In the material below, some lines carry "Recombinant". Copy each such line.
▽
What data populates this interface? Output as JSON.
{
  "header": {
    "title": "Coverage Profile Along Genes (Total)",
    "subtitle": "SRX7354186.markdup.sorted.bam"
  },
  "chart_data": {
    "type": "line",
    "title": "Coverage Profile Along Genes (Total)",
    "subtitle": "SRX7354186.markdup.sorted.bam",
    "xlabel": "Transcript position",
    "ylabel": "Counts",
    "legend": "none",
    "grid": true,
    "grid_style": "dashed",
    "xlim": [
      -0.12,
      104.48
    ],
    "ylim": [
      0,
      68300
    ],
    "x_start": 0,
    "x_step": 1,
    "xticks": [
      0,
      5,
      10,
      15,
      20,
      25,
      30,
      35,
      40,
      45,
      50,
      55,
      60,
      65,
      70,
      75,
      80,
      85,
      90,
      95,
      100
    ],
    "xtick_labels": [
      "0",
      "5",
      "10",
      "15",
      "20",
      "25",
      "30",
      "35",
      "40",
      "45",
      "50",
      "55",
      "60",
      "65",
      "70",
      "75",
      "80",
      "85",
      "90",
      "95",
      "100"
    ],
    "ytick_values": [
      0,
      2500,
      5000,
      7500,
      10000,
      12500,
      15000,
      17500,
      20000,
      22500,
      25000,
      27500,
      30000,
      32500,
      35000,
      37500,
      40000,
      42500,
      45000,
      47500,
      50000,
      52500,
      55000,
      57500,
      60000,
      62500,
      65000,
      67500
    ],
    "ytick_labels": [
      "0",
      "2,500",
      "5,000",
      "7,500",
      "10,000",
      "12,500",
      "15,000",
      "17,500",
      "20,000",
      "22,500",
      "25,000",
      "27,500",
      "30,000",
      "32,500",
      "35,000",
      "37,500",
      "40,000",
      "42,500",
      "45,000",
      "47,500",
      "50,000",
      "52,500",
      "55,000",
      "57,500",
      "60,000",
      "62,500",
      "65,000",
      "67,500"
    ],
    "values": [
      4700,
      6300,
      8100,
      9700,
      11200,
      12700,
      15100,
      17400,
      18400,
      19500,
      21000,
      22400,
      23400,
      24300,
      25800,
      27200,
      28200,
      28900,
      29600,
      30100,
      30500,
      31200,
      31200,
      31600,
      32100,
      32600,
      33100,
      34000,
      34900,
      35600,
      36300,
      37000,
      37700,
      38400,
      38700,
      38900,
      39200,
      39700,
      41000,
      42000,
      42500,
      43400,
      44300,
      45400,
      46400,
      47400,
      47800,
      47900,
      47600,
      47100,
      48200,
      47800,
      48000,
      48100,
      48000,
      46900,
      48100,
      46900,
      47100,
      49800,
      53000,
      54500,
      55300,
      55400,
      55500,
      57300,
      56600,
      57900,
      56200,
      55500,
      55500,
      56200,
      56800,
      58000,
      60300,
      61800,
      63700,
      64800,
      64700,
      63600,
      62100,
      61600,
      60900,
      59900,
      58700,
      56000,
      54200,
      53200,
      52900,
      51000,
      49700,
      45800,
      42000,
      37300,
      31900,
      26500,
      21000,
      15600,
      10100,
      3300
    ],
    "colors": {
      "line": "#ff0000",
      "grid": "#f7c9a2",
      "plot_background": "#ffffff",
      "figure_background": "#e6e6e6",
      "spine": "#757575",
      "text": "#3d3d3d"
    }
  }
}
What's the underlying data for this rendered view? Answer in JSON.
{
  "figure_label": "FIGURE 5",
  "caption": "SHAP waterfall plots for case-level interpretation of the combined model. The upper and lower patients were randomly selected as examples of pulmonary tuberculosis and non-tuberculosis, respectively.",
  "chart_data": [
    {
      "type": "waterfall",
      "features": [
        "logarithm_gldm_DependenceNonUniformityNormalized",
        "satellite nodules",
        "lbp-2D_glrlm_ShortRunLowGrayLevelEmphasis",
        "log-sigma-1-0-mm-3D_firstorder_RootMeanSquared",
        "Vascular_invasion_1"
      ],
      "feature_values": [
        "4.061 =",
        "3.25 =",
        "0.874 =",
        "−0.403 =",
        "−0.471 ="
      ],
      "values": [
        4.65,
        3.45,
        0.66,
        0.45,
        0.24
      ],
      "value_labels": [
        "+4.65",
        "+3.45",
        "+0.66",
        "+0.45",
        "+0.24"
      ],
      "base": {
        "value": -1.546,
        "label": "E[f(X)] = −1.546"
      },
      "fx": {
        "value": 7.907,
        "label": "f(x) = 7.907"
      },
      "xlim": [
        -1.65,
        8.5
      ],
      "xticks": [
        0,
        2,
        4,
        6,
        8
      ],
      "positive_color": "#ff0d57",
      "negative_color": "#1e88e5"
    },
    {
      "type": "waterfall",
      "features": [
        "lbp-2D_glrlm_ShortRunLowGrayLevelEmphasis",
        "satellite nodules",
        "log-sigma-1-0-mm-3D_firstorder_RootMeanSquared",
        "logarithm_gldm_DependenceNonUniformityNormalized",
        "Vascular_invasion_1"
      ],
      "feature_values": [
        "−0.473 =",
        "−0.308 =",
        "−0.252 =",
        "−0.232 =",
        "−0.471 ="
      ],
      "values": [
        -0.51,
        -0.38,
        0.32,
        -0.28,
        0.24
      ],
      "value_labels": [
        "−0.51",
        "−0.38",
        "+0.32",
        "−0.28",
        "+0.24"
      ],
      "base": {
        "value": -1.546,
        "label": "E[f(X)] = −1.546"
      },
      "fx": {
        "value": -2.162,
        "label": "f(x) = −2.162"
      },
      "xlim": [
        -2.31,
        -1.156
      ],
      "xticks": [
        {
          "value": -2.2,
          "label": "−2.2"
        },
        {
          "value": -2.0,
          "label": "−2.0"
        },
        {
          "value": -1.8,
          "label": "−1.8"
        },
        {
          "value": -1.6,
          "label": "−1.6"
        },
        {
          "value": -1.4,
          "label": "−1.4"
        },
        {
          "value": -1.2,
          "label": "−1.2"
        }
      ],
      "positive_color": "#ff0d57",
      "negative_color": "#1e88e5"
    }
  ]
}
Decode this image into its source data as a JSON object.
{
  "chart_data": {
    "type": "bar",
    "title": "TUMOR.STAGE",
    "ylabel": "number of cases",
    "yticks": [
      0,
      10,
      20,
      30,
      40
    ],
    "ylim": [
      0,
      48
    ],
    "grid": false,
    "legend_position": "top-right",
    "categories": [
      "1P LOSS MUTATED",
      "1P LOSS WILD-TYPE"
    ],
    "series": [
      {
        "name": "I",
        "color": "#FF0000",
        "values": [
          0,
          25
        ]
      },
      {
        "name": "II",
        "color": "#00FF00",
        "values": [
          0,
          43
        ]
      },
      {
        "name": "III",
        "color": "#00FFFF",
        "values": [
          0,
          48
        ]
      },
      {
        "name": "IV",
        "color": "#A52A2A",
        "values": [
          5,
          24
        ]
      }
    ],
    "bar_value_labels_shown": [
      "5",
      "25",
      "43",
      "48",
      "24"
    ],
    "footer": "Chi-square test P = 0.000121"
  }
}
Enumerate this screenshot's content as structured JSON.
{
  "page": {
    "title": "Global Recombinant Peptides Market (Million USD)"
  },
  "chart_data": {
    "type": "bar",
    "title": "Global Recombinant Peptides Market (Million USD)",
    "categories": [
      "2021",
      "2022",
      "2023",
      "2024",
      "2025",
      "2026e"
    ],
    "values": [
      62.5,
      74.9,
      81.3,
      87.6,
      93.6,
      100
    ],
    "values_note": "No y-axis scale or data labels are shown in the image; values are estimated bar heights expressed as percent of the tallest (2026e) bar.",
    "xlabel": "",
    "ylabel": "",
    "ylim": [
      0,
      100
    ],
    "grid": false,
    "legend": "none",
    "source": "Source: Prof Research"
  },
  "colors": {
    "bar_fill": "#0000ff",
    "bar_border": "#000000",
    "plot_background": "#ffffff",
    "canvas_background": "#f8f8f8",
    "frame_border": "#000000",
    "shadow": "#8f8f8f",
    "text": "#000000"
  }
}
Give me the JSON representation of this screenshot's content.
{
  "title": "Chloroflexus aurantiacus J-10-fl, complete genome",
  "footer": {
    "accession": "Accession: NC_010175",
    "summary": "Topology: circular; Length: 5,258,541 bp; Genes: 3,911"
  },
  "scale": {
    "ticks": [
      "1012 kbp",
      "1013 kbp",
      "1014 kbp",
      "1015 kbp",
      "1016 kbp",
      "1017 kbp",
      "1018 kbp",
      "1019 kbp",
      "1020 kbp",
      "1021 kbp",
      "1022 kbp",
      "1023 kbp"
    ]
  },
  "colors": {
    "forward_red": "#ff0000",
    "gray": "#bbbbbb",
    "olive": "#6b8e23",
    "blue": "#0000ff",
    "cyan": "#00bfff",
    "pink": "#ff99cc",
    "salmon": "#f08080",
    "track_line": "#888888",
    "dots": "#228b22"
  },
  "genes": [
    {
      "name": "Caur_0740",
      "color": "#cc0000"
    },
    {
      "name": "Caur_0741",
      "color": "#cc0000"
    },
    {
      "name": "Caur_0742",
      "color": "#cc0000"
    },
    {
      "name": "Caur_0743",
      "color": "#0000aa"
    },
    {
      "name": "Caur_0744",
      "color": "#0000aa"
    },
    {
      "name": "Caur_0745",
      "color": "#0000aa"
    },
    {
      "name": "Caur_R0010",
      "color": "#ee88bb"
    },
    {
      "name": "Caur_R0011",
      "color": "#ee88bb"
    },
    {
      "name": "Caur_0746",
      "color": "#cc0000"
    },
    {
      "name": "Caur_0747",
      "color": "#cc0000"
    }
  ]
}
△
• [Solution to this exercise]:
    "title": "Global Recombinant Peptides Market (Million USD)"
    "title": "Global Recombinant Peptides Market (Million USD)",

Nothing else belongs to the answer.